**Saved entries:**
※

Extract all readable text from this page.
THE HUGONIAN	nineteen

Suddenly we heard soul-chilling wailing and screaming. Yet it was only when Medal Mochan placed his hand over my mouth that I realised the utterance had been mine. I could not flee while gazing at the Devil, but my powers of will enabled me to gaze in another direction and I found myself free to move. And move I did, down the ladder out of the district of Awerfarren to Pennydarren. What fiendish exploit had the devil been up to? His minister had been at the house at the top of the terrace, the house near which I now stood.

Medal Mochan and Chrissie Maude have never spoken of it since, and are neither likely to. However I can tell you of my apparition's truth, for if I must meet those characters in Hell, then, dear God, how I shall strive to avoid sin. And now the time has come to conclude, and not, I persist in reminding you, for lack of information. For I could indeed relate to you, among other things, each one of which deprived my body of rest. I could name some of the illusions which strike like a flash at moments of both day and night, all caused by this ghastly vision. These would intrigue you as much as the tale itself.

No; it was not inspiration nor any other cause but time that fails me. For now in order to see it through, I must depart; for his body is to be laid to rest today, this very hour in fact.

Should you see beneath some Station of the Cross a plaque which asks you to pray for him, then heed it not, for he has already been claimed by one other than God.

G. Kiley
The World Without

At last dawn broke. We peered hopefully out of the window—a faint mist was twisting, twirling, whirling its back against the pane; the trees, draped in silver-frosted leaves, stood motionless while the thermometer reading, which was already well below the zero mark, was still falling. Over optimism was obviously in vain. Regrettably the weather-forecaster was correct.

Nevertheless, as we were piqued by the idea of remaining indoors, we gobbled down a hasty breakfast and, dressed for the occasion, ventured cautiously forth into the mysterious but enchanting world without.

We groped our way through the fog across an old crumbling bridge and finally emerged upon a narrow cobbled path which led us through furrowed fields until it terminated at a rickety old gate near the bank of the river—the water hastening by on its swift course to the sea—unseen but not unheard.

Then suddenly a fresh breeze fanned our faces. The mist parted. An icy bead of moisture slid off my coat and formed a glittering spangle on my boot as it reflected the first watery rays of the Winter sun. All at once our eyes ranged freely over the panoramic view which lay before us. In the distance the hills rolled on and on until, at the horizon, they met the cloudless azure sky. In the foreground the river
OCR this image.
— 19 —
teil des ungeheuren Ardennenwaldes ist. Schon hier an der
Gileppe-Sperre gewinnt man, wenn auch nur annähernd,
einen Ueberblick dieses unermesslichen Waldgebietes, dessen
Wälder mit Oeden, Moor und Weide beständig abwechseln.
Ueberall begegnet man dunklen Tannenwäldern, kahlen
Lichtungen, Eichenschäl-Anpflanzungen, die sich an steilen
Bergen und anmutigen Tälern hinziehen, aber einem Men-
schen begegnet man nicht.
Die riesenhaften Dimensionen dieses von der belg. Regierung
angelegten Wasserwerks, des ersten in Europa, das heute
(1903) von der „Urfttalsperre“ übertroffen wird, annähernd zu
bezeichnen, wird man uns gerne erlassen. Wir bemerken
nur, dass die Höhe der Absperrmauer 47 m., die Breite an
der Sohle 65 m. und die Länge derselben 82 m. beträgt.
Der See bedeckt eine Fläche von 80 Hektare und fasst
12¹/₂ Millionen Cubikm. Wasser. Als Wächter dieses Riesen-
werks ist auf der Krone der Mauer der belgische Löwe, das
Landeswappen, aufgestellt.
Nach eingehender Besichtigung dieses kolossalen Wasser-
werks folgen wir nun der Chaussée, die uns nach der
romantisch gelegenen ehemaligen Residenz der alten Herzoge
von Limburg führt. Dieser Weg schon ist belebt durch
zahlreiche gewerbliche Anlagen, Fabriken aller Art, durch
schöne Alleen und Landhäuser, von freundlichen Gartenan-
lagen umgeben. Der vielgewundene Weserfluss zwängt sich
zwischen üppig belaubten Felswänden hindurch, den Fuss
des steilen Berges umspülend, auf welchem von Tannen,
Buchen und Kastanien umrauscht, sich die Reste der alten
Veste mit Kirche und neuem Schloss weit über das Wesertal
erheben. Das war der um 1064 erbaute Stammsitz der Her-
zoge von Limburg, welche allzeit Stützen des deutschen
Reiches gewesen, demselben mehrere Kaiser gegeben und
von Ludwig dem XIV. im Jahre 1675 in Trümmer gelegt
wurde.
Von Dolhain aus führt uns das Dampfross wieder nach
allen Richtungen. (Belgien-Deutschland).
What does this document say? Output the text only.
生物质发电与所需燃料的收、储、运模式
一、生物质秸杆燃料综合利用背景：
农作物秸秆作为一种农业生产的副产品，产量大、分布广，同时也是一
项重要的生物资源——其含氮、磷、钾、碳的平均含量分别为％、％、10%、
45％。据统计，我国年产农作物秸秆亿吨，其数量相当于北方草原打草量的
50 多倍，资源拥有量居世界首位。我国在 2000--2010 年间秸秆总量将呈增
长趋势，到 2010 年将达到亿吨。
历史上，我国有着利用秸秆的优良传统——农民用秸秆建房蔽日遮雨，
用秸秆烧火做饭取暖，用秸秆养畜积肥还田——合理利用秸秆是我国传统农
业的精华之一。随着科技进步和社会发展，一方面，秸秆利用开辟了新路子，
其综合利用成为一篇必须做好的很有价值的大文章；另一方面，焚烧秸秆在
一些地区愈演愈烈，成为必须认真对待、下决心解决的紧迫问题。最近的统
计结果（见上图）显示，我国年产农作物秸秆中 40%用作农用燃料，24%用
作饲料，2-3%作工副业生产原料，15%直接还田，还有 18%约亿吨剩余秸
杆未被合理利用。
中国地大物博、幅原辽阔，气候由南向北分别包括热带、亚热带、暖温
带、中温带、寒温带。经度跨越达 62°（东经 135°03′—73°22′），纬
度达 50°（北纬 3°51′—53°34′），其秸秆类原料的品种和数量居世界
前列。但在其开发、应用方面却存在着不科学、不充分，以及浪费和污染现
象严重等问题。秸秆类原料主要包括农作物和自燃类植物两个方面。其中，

※

**THE REQUEST:** Output all of the material, please, exactly as it stands.

**ANSWER TO THE TASK:**
Extract all readable text from this page.
THE HUGONIAN	nineteen

Suddenly we heard soul-chilling wailing and screaming. Yet it was only when Medal Mochan placed his hand over my mouth that I realised the utterance had been mine. I could not flee while gazing at the Devil, but my powers of will enabled me to gaze in another direction and I found myself free to move. And move I did, down the ladder out of the district of Awerfarren to Pennydarren. What fiendish exploit had the devil been up to? His minister had been at the house at the top of the terrace, the house near which I now stood.

Medal Mochan and Chrissie Maude have never spoken of it since, and are neither likely to. However I can tell you of my apparition's truth, for if I must meet those characters in Hell, then, dear God, how I shall strive to avoid sin. And now the time has come to conclude, and not, I persist in reminding you, for lack of information. For I could indeed relate to you, among other things, each one of which deprived my body of rest. I could name some of the illusions which strike like a flash at moments of both day and night, all caused by this ghastly vision. These would intrigue you as much as the tale itself.

No; it was not inspiration nor any other cause but time that fails me. For now in order to see it through, I must depart; for his body is to be laid to rest today, this very hour in fact.

Should you see beneath some Station of the Cross a plaque which asks you to pray for him, then heed it not, for he has already been claimed by one other than God.

G. Kiley
The World Without

At last dawn broke. We peered hopefully out of the window—a faint mist was twisting, twirling, whirling its back against the pane; the trees, draped in silver-frosted leaves, stood motionless while the thermometer reading, which was already well below the zero mark, was still falling. Over optimism was obviously in vain. Regrettably the weather-forecaster was correct.

Nevertheless, as we were piqued by the idea of remaining indoors, we gobbled down a hasty breakfast and, dressed for the occasion, ventured cautiously forth into the mysterious but enchanting world without.

We groped our way through the fog across an old crumbling bridge and finally emerged upon a narrow cobbled path which led us through furrowed fields until it terminated at a rickety old gate near the bank of the river—the water hastening by on its swift course to the sea—unseen but not unheard.

Then suddenly a fresh breeze fanned our faces. The mist parted. An icy bead of moisture slid off my coat and formed a glittering spangle on my boot as it reflected the first watery rays of the Winter sun. All at once our eyes ranged freely over the panoramic view which lay before us. In the distance the hills rolled on and on until, at the horizon, they met the cloudless azure sky. In the foreground the river
OCR this image.
— 19 —
teil des ungeheuren Ardennenwaldes ist. Schon hier an der
Gileppe-Sperre gewinnt man, wenn auch nur annähernd,
einen Ueberblick dieses unermesslichen Waldgebietes, dessen
Wälder mit Oeden, Moor und Weide beständig abwechseln.
Ueberall begegnet man dunklen Tannenwäldern, kahlen
Lichtungen, Eichenschäl-Anpflanzungen, die sich an steilen
Bergen und anmutigen Tälern hinziehen, aber einem Men-
schen begegnet man nicht.
Die riesenhaften Dimensionen dieses von der belg. Regierung
angelegten Wasserwerks, des ersten in Europa, das heute
(1903) von der „Urfttalsperre“ übertroffen wird, annähernd zu
bezeichnen, wird man uns gerne erlassen. Wir bemerken
nur, dass die Höhe der Absperrmauer 47 m., die Breite an
der Sohle 65 m. und die Länge derselben 82 m. beträgt.
Der See bedeckt eine Fläche von 80 Hektare und fasst
12¹/₂ Millionen Cubikm. Wasser. Als Wächter dieses Riesen-
werks ist auf der Krone der Mauer der belgische Löwe, das
Landeswappen, aufgestellt.
Nach eingehender Besichtigung dieses kolossalen Wasser-
werks folgen wir nun der Chaussée, die uns nach der
romantisch gelegenen ehemaligen Residenz der alten Herzoge
von Limburg führt. Dieser Weg schon ist belebt durch
zahlreiche gewerbliche Anlagen, Fabriken aller Art, durch
schöne Alleen und Landhäuser, von freundlichen Gartenan-
lagen umgeben. Der vielgewundene Weserfluss zwängt sich
zwischen üppig belaubten Felswänden hindurch, den Fuss
des steilen Berges umspülend, auf welchem von Tannen,
Buchen und Kastanien umrauscht, sich die Reste der alten
Veste mit Kirche und neuem Schloss weit über das Wesertal
erheben. Das war der um 1064 erbaute Stammsitz der Her-
zoge von Limburg, welche allzeit Stützen des deutschen
Reiches gewesen, demselben mehrere Kaiser gegeben und
von Ludwig dem XIV. im Jahre 1675 in Trümmer gelegt
wurde.
Von Dolhain aus führt uns das Dampfross wieder nach
allen Richtungen. (Belgien-Deutschland).
What does this document say? Output the text only.
生物质发电与所需燃料的收、储、运模式
一、生物质秸杆燃料综合利用背景：
农作物秸秆作为一种农业生产的副产品，产量大、分布广，同时也是一
项重要的生物资源——其含氮、磷、钾、碳的平均含量分别为％、％、10%、
45％。据统计，我国年产农作物秸秆亿吨，其数量相当于北方草原打草量的
50 多倍，资源拥有量居世界首位。我国在 2000--2010 年间秸秆总量将呈增
长趋势，到 2010 年将达到亿吨。
历史上，我国有着利用秸秆的优良传统——农民用秸秆建房蔽日遮雨，
用秸秆烧火做饭取暖，用秸秆养畜积肥还田——合理利用秸秆是我国传统农
业的精华之一。随着科技进步和社会发展，一方面，秸秆利用开辟了新路子，
其综合利用成为一篇必须做好的很有价值的大文章；另一方面，焚烧秸秆在
一些地区愈演愈烈，成为必须认真对待、下决心解决的紧迫问题。最近的统
计结果（见上图）显示，我国年产农作物秸秆中 40%用作农用燃料，24%用
作饲料，2-3%作工副业生产原料，15%直接还田，还有 18%约亿吨剩余秸
杆未被合理利用。
中国地大物博、幅原辽阔，气候由南向北分别包括热带、亚热带、暖温
带、中温带、寒温带。经度跨越达 62°（东经 135°03′—73°22′），纬
度达 50°（北纬 3°51′—53°34′），其秸秆类原料的品种和数量居世界
前列。但在其开发、应用方面却存在着不科学、不充分，以及浪费和污染现
象严重等问题。秸秆类原料主要包括农作物和自燃类植物两个方面。其中，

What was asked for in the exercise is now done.